PROBLEM: Filter the entries, keeping every line with the word "Kiel".

___

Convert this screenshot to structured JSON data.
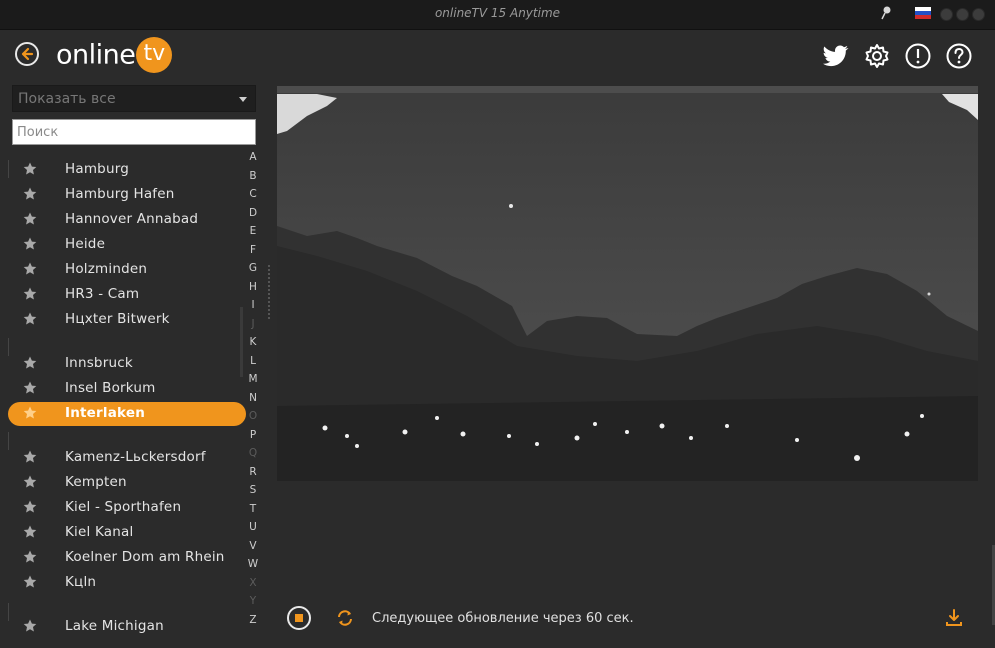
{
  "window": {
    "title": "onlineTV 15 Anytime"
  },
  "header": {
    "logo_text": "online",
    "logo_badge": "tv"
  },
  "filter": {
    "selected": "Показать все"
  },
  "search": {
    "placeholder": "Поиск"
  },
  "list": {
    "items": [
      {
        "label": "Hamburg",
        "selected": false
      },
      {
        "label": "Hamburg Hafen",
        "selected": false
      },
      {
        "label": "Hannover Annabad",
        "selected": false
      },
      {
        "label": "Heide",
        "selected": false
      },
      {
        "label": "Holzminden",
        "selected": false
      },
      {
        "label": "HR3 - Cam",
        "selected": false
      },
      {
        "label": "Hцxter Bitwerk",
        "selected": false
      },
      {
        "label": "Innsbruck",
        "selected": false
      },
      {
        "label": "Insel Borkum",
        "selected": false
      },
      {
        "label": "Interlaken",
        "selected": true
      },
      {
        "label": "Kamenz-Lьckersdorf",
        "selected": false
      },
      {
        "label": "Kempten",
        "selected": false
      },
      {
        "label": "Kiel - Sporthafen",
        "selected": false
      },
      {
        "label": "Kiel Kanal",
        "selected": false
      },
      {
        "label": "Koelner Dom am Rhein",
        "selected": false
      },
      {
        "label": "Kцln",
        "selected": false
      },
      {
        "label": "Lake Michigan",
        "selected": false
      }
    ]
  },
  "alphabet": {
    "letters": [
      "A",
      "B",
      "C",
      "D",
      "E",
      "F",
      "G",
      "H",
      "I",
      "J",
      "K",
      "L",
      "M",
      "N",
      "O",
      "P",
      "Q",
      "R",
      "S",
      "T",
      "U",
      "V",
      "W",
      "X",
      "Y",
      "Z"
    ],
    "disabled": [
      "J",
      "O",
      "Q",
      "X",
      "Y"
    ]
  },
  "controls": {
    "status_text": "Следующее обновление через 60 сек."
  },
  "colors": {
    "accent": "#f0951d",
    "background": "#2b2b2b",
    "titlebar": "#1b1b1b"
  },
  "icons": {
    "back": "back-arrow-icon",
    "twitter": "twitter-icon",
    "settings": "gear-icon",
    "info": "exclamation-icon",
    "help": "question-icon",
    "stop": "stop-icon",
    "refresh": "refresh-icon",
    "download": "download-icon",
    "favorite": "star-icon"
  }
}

___

OUTPUT OF THE TASK:
        "label": "Kiel - Sporthafen",
        "label": "Kiel Kanal",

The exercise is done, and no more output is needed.